• _The request_
In the data below, locate each line with the word "Adjustment" and list it.
= = = =
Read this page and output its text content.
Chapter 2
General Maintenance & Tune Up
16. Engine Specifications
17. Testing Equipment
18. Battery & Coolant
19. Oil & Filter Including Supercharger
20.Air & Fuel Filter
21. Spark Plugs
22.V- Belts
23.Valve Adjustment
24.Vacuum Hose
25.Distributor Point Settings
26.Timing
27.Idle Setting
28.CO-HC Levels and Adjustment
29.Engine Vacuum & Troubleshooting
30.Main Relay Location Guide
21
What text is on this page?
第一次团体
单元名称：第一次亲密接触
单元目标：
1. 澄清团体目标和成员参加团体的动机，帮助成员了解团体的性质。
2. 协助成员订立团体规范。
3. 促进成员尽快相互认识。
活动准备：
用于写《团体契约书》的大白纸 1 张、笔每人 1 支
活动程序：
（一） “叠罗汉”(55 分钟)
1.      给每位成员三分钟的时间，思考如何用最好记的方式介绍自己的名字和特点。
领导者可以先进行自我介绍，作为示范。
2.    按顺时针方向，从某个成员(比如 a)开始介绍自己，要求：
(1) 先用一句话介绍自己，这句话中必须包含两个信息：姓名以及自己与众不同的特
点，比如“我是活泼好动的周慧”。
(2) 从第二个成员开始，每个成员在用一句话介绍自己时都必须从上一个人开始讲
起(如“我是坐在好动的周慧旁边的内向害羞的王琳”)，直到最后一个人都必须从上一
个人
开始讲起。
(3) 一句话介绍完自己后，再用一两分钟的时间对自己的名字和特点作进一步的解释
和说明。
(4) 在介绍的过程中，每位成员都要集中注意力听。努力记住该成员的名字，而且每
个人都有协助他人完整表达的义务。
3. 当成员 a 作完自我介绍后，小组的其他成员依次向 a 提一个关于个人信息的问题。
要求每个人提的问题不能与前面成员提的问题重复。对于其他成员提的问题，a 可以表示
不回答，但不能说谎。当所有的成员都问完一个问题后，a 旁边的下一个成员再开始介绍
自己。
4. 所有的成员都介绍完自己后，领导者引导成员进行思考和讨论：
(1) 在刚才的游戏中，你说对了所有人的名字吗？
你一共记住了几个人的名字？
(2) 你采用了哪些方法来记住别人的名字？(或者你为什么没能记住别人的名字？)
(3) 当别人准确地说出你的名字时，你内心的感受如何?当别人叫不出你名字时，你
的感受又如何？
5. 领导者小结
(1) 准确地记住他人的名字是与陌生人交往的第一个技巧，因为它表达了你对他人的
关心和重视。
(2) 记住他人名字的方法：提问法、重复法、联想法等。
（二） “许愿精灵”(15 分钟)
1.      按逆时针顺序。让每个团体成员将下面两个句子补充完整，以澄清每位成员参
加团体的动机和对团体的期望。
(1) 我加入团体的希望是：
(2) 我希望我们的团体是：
= = = =
• _Correct answer_
23.Valve Adjustment
28.CO-HC Levels and Adjustment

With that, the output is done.